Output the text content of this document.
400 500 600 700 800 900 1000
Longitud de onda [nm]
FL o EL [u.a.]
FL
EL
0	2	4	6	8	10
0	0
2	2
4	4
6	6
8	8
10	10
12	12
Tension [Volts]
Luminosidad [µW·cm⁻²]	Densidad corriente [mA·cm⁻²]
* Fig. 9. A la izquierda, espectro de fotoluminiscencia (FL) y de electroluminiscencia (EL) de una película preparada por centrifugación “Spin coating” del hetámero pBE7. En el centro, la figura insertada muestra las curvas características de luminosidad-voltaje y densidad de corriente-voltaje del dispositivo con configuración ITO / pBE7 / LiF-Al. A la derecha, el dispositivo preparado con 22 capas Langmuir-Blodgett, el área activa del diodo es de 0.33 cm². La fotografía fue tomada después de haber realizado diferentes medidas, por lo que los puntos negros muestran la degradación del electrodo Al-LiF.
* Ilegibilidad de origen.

Exercise:
List every line in the records above that contains the word "corriente".

Finished task:
Luminosidad [µW·cm⁻²]	Densidad corriente [mA·cm⁻²]
* Fig. 9. A la izquierda, espectro de fotoluminiscencia (FL) y de electroluminiscencia (EL) de una película preparada por centrifugación “Spin coating” del hetámero pBE7. En el centro, la figura insertada muestra las curvas características de luminosidad-voltaje y densidad de corriente-voltaje del dispositivo con configuración ITO / pBE7 / LiF-Al. A la derecha, el dispositivo preparado con 22 capas Langmuir-Blodgett, el área activa del diodo es de 0.33 cm². La fotografía fue tomada después de haber realizado diferentes medidas, por lo que los puntos negros muestran la degradación del electrodo Al-LiF.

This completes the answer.